THE TASK. Below is a set of records. Repeat all of them exactly.

··········

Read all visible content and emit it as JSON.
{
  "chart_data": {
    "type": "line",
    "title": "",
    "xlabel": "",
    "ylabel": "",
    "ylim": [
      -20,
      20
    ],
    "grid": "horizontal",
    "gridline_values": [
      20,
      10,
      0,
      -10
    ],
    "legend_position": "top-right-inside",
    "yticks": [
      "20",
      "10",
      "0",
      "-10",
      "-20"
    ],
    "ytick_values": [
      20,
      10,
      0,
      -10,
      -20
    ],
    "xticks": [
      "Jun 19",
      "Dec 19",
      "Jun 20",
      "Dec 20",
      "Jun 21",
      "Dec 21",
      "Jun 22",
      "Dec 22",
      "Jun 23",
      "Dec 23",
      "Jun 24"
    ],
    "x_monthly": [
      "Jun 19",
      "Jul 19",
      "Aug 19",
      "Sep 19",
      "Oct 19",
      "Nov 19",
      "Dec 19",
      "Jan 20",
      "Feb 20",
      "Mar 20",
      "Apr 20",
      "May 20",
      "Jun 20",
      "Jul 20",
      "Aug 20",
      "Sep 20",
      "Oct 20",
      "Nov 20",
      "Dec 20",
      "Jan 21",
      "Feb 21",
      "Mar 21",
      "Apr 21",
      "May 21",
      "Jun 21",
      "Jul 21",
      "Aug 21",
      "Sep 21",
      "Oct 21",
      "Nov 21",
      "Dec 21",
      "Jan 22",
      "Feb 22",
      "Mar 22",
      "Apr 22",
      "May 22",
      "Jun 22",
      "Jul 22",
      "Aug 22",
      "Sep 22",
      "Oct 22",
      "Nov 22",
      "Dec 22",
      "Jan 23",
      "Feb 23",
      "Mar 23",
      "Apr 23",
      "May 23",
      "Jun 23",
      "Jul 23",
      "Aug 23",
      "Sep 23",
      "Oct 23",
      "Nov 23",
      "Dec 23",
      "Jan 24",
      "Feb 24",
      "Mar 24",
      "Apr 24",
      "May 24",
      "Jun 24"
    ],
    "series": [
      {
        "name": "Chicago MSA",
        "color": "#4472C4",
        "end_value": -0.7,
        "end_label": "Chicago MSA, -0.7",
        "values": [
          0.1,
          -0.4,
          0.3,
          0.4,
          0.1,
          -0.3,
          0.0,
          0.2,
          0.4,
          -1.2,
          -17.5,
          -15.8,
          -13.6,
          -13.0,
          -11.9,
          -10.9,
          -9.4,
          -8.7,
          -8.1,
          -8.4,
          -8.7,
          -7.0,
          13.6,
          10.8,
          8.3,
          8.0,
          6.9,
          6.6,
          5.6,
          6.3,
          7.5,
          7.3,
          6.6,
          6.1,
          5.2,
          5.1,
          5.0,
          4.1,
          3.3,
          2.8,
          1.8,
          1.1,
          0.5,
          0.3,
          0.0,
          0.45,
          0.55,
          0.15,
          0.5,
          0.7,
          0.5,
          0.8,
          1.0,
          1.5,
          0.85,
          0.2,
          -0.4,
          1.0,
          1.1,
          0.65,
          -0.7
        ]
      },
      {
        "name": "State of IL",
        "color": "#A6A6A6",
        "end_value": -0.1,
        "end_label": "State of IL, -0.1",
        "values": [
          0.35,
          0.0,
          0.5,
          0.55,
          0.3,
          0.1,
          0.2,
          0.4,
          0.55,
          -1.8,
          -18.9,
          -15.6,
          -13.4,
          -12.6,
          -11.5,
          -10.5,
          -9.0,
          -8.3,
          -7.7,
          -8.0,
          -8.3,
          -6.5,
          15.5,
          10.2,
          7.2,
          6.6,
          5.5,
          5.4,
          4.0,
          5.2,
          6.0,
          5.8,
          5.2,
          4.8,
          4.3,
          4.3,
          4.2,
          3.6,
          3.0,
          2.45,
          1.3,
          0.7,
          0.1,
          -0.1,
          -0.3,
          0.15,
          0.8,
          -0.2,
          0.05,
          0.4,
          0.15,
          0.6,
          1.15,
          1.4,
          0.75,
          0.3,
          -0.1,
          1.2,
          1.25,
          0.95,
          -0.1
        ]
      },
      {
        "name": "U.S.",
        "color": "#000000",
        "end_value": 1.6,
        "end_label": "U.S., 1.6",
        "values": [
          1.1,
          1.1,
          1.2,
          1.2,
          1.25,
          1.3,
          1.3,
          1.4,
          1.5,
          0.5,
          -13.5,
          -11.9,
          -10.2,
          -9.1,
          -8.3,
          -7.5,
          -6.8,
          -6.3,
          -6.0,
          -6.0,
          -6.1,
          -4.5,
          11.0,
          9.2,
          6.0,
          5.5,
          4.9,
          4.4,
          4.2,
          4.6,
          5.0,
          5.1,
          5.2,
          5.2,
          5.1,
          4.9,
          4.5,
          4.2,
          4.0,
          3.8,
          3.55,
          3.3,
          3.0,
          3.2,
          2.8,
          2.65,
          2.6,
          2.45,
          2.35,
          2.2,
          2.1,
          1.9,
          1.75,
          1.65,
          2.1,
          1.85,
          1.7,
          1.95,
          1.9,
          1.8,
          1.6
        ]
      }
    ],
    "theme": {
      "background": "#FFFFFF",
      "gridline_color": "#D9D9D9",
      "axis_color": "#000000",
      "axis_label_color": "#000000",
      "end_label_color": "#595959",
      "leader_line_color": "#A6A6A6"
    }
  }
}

··········

TASK SOLUTION.
Read all visible content and emit it as JSON.
{
  "chart_data": {
    "type": "line",
    "title": "",
    "xlabel": "",
    "ylabel": "",
    "ylim": [
      -20,
      20
    ],
    "grid": "horizontal",
    "gridline_values": [
      20,
      10,
      0,
      -10
    ],
    "legend_position": "top-right-inside",
    "yticks": [
      "20",
      "10",
      "0",
      "-10",
      "-20"
    ],
    "ytick_values": [
      20,
      10,
      0,
      -10,
      -20
    ],
    "xticks": [
      "Jun 19",
      "Dec 19",
      "Jun 20",
      "Dec 20",
      "Jun 21",
      "Dec 21",
      "Jun 22",
      "Dec 22",
      "Jun 23",
      "Dec 23",
      "Jun 24"
    ],
    "x_monthly": [
      "Jun 19",
      "Jul 19",
      "Aug 19",
      "Sep 19",
      "Oct 19",
      "Nov 19",
      "Dec 19",
      "Jan 20",
      "Feb 20",
      "Mar 20",
      "Apr 20",
      "May 20",
      "Jun 20",
      "Jul 20",
      "Aug 20",
      "Sep 20",
      "Oct 20",
      "Nov 20",
      "Dec 20",
      "Jan 21",
      "Feb 21",
      "Mar 21",
      "Apr 21",
      "May 21",
      "Jun 21",
      "Jul 21",
      "Aug 21",
      "Sep 21",
      "Oct 21",
      "Nov 21",
      "Dec 21",
      "Jan 22",
      "Feb 22",
      "Mar 22",
      "Apr 22",
      "May 22",
      "Jun 22",
      "Jul 22",
      "Aug 22",
      "Sep 22",
      "Oct 22",
      "Nov 22",
      "Dec 22",
      "Jan 23",
      "Feb 23",
      "Mar 23",
      "Apr 23",
      "May 23",
      "Jun 23",
      "Jul 23",
      "Aug 23",
      "Sep 23",
      "Oct 23",
      "Nov 23",
      "Dec 23",
      "Jan 24",
      "Feb 24",
      "Mar 24",
      "Apr 24",
      "May 24",
      "Jun 24"
    ],
    "series": [
      {
        "name": "Chicago MSA",
        "color": "#4472C4",
        "end_value": -0.7,
        "end_label": "Chicago MSA, -0.7",
        "values": [
          0.1,
          -0.4,
          0.3,
          0.4,
          0.1,
          -0.3,
          0.0,
          0.2,
          0.4,
          -1.2,
          -17.5,
          -15.8,
          -13.6,
          -13.0,
          -11.9,
          -10.9,
          -9.4,
          -8.7,
          -8.1,
          -8.4,
          -8.7,
          -7.0,
          13.6,
          10.8,
          8.3,
          8.0,
          6.9,
          6.6,
          5.6,
          6.3,
          7.5,
          7.3,
          6.6,
          6.1,
          5.2,
          5.1,
          5.0,
          4.1,
          3.3,
          2.8,
          1.8,
          1.1,
          0.5,
          0.3,
          0.0,
          0.45,
          0.55,
          0.15,
          0.5,
          0.7,
          0.5,
          0.8,
          1.0,
          1.5,
          0.85,
          0.2,
          -0.4,
          1.0,
          1.1,
          0.65,
          -0.7
        ]
      },
      {
        "name": "State of IL",
        "color": "#A6A6A6",
        "end_value": -0.1,
        "end_label": "State of IL, -0.1",
        "values": [
          0.35,
          0.0,
          0.5,
          0.55,
          0.3,
          0.1,
          0.2,
          0.4,
          0.55,
          -1.8,
          -18.9,
          -15.6,
          -13.4,
          -12.6,
          -11.5,
          -10.5,
          -9.0,
          -8.3,
          -7.7,
          -8.0,
          -8.3,
          -6.5,
          15.5,
          10.2,
          7.2,
          6.6,
          5.5,
          5.4,
          4.0,
          5.2,
          6.0,
          5.8,
          5.2,
          4.8,
          4.3,
          4.3,
          4.2,
          3.6,
          3.0,
          2.45,
          1.3,
          0.7,
          0.1,
          -0.1,
          -0.3,
          0.15,
          0.8,
          -0.2,
          0.05,
          0.4,
          0.15,
          0.6,
          1.15,
          1.4,
          0.75,
          0.3,
          -0.1,
          1.2,
          1.25,
          0.95,
          -0.1
        ]
      },
      {
        "name": "U.S.",
        "color": "#000000",
        "end_value": 1.6,
        "end_label": "U.S., 1.6",
        "values": [
          1.1,
          1.1,
          1.2,
          1.2,
          1.25,
          1.3,
          1.3,
          1.4,
          1.5,
          0.5,
          -13.5,
          -11.9,
          -10.2,
          -9.1,
          -8.3,
          -7.5,
          -6.8,
          -6.3,
          -6.0,
          -6.0,
          -6.1,
          -4.5,
          11.0,
          9.2,
          6.0,
          5.5,
          4.9,
          4.4,
          4.2,
          4.6,
          5.0,
          5.1,
          5.2,
          5.2,
          5.1,
          4.9,
          4.5,
          4.2,
          4.0,
          3.8,
          3.55,
          3.3,
          3.0,
          3.2,
          2.8,
          2.65,
          2.6,
          2.45,
          2.35,
          2.2,
          2.1,
          1.9,
          1.75,
          1.65,
          2.1,
          1.85,
          1.7,
          1.95,
          1.9,
          1.8,
          1.6
        ]
      }
    ],
    "theme": {
      "background": "#FFFFFF",
      "gridline_color": "#D9D9D9",
      "axis_color": "#000000",
      "axis_label_color": "#000000",
      "end_label_color": "#595959",
      "leader_line_color": "#A6A6A6"
    }
  }
}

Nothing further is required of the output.